§ **PROBLEM DETAILS**: Copy out every record below, word for word.

-- START OF TASK MATERIAL --

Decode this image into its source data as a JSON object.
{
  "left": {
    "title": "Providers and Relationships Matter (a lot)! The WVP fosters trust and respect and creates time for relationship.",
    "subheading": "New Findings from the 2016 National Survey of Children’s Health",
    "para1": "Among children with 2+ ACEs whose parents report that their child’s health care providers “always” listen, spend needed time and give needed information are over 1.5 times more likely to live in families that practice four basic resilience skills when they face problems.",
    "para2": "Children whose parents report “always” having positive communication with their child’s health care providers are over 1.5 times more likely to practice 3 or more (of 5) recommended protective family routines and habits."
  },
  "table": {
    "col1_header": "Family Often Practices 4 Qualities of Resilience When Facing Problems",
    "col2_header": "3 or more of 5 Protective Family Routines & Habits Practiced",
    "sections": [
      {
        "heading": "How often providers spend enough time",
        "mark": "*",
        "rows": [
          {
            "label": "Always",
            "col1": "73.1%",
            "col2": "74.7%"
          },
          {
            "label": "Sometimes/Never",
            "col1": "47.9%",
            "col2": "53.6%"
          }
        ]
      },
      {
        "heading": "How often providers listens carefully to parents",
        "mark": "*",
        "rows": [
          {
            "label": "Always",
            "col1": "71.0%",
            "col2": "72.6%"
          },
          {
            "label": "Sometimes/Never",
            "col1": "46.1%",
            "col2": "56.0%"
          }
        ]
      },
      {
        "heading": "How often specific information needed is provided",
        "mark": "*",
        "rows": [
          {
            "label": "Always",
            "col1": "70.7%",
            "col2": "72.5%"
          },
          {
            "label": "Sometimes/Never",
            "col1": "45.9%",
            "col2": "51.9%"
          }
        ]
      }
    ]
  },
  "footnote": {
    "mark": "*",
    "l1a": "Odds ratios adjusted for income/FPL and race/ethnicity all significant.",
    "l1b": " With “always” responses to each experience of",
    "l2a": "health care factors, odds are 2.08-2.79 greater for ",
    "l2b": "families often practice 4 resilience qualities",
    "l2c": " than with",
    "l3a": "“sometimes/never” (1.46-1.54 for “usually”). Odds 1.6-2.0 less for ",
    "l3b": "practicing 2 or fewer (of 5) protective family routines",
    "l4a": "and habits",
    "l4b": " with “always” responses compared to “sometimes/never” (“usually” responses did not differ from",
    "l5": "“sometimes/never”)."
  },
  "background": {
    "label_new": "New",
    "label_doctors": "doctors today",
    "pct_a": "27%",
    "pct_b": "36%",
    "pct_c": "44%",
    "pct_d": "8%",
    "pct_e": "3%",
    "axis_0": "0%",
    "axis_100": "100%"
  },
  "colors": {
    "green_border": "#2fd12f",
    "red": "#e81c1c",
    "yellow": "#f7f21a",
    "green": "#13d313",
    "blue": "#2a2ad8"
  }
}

-- END OF TASK MATERIAL --

§ **TASK OUTPUT**:
Decode this image into its source data as a JSON object.
{
  "left": {
    "title": "Providers and Relationships Matter (a lot)! The WVP fosters trust and respect and creates time for relationship.",
    "subheading": "New Findings from the 2016 National Survey of Children’s Health",
    "para1": "Among children with 2+ ACEs whose parents report that their child’s health care providers “always” listen, spend needed time and give needed information are over 1.5 times more likely to live in families that practice four basic resilience skills when they face problems.",
    "para2": "Children whose parents report “always” having positive communication with their child’s health care providers are over 1.5 times more likely to practice 3 or more (of 5) recommended protective family routines and habits."
  },
  "table": {
    "col1_header": "Family Often Practices 4 Qualities of Resilience When Facing Problems",
    "col2_header": "3 or more of 5 Protective Family Routines & Habits Practiced",
    "sections": [
      {
        "heading": "How often providers spend enough time",
        "mark": "*",
        "rows": [
          {
            "label": "Always",
            "col1": "73.1%",
            "col2": "74.7%"
          },
          {
            "label": "Sometimes/Never",
            "col1": "47.9%",
            "col2": "53.6%"
          }
        ]
      },
      {
        "heading": "How often providers listens carefully to parents",
        "mark": "*",
        "rows": [
          {
            "label": "Always",
            "col1": "71.0%",
            "col2": "72.6%"
          },
          {
            "label": "Sometimes/Never",
            "col1": "46.1%",
            "col2": "56.0%"
          }
        ]
      },
      {
        "heading": "How often specific information needed is provided",
        "mark": "*",
        "rows": [
          {
            "label": "Always",
            "col1": "70.7%",
            "col2": "72.5%"
          },
          {
            "label": "Sometimes/Never",
            "col1": "45.9%",
            "col2": "51.9%"
          }
        ]
      }
    ]
  },
  "footnote": {
    "mark": "*",
    "l1a": "Odds ratios adjusted for income/FPL and race/ethnicity all significant.",
    "l1b": " With “always” responses to each experience of",
    "l2a": "health care factors, odds are 2.08-2.79 greater for ",
    "l2b": "families often practice 4 resilience qualities",
    "l2c": " than with",
    "l3a": "“sometimes/never” (1.46-1.54 for “usually”). Odds 1.6-2.0 less for ",
    "l3b": "practicing 2 or fewer (of 5) protective family routines",
    "l4a": "and habits",
    "l4b": " with “always” responses compared to “sometimes/never” (“usually” responses did not differ from",
    "l5": "“sometimes/never”)."
  },
  "background": {
    "label_new": "New",
    "label_doctors": "doctors today",
    "pct_a": "27%",
    "pct_b": "36%",
    "pct_c": "44%",
    "pct_d": "8%",
    "pct_e": "3%",
    "axis_0": "0%",
    "axis_100": "100%"
  },
  "colors": {
    "green_border": "#2fd12f",
    "red": "#e81c1c",
    "yellow": "#f7f21a",
    "green": "#13d313",
    "blue": "#2a2ad8"
  }
}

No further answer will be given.